Das Genre Beatmusik und auch die Aufnahmetechnik insgesamt waren in den 1960er Jahren noch etwas ganz Neues. Was waren damals die größten Herausforderungen für einen Musikproduzenten?
Als Produzent hatte man Anfang der 60er Jahre eigentlich vor allem die Aufgabe, für die jeweiligen Künstler geeignete Stücke und passende Begleit-Musiker zu finden. Dann ging es ins Studio, wo mehr oder weniger ein Live-Auftritt mitgeschnitten wurde. Das Vordringlichste für einen Produzenten war es, dafür die richtigen Bedingungen zu schaffen. Und speziell George Martin hatte für die Studioarbeit einen Stab von sehr begabten und engagierten Technikern. Mit ihnen zusammen wurde schon sehr bald die übliche Aufnahmetechnik geändert und teilweise nahezu auf den Kopf gestellt:
Die Mikrofonierung wurde beispielsweise verändert, die Mehrspurtechnik wurde intensiv genutzt und selbst Tonbandtechniken der Experimental- und Elektronik-Szene hatten einen entscheidenden Einfluss auf die bisher eher abfällig angesehene Teenager-Musik. George Martin hatte seine Techniker schlichtweg dazu gebracht, über den alltäglichen Tellerrand hinaus zu blicken. So haben sie zum Beispiel Ideen der Musique concrète oder auch von Stockhausens Neuer Musik in die Produktionen eingebracht. So etwas hatten weder die Beatles noch ihre Zuhörer vorher gekannt. Und George Martin kannte eben ein paar Tricks und wußte vor allem auch, wie man solche Techniken in eine Pop-Produktion einbringen konnte.
Welche Tricks waren das denn?
Ein Beispiel: John Lennon wünschte sich für den Titel "Being for the Benefit of Mr. Kite!" so etwas wie eine konstante Kirmesmusik mit Orgel für den Hintergrund. Man wollte kein bestimmtes Stück dafür verwenden, sondern nur solch eine Klang-Atmosphäre schaffen. Dazu hat George Martin das Tonband einer Aufnahme in viele kleine Schnipsel zerschnitten und völlig willkürlich neu zusammen geklebt. Als selbst das noch so klang wie ein bekanntes Stück, haben sie es nochmal in noch kleinere Stücke zerteilt und sie so lange vorwärts und rückwärts vertauscht, bis endlich dann nur noch ein Klang-Kollagen-Sound entstanden war. Das waren Tricks, die von den Elektronik- und Avantgarde-Musikern kamen. Die hatten damals nämlich bereits die Studiowelt für ihre Musik sehr intensiv erforscht.
Was denken Sie, Herr Kramarz, hatte George Martin irgendetwas mit der Auflösung der Beatles zu tun?
George Martin war eine Figur, die eigentlich alles bei den Beatles miterlebt hat. Er fing an als große Vaterfigur, die zutiefst bewundert wurde und endete als jemand, der fast überflüssig erschien. Die Beatles waren erwachsen geworden und wollten sich nicht mehr hineinreden lassen. Sie wollten selbst am Mischpult sitzen und selbst bestimmen, welche Instrumente, Musiker und Klänge verwendet werden. Am Schluss musste er erkennen, dass man ihn weder brauchte noch wollte. Sie holten dann in der letzten Phase sogar noch die US-amerikanische Produzentenlegende Phil Spector ans Mischpult. Das war zweifelsohne bitter für Martin. Aber mit der Auflösung der Band hatte er nichts zu tun - er hätte, wenn man ihn weiterhin gelassen hätte, sicher noch gerne weitergemacht.
Das Gespräch führte Conny Paul
Der Musikwissenschaftler Dr. Volkmar Kramarz beschäftigt sich mit den Forschungsschwerpunkten Popularmusik und auditive Produktionen. Er ist selbst aktiver Rockgitarrist, Radiojournalist und Autor mehrerer Lehrbücher wie "Die Pop Formeln" oder "Die HipHop Formeln".

▬▬▬

**ARBEITSAUFTRAG**
Gib aus dem Interview über George Martin den Abschnitt von „Was denken Sie, Herr“ bis einschließlich „noch gerne weitergemacht.“ wortgetreu aus.

**DATENAUSZUG**
▬▬▬

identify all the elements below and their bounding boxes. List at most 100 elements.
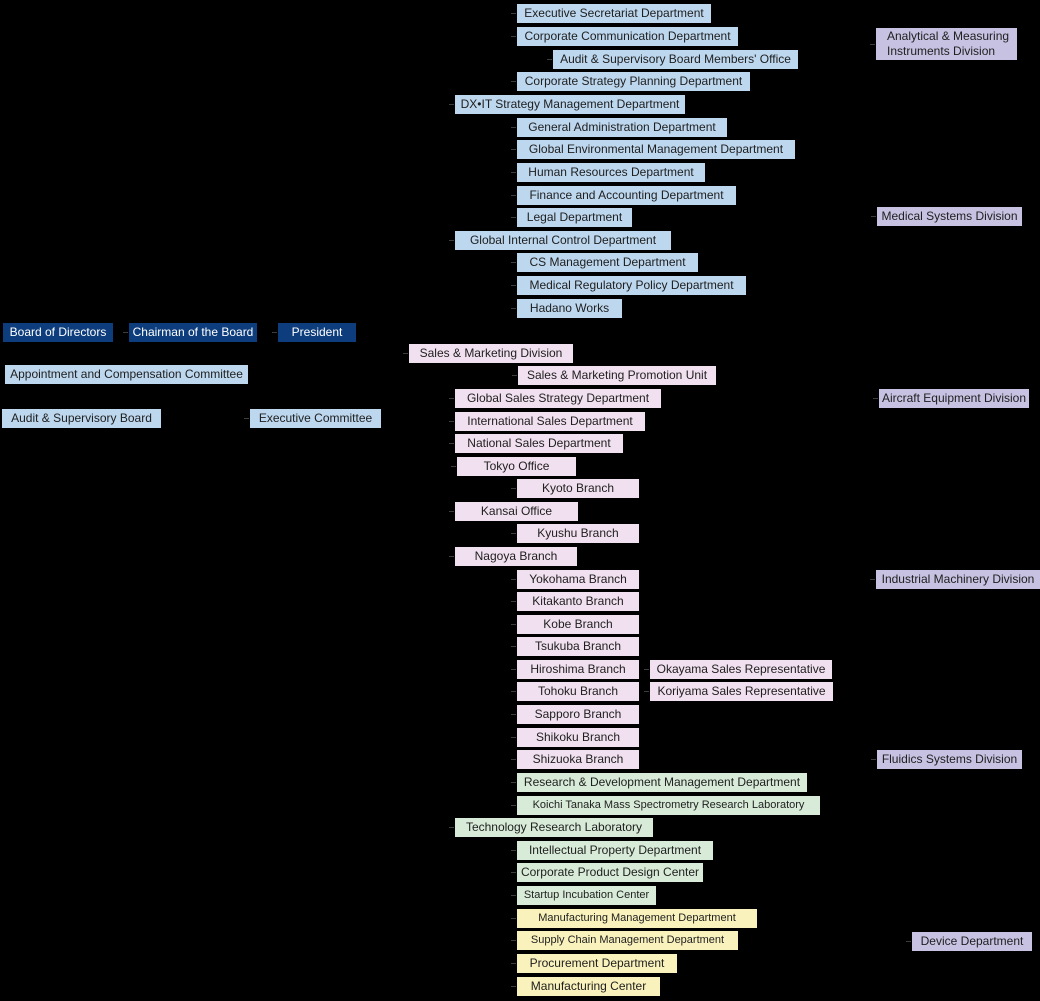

▬▬▬

**ERWARTETE ANTWORT**
Was denken Sie, Herr Kramarz, hatte George Martin irgendetwas mit der Auflösung der Beatles zu tun?
George Martin war eine Figur, die eigentlich alles bei den Beatles miterlebt hat. Er fing an als große Vaterfigur, die zutiefst bewundert wurde und endete als jemand, der fast überflüssig erschien. Die Beatles waren erwachsen geworden und wollten sich nicht mehr hineinreden lassen. Sie wollten selbst am Mischpult sitzen und selbst bestimmen, welche Instrumente, Musiker und Klänge verwendet werden. Am Schluss musste er erkennen, dass man ihn weder brauchte noch wollte. Sie holten dann in der letzten Phase sogar noch die US-amerikanische Produzentenlegende Phil Spector ans Mischpult. Das war zweifelsohne bitter für Martin. Aber mit der Auflösung der Band hatte er nichts zu tun - er hätte, wenn man ihn weiterhin gelassen hätte, sicher noch gerne weitergemacht.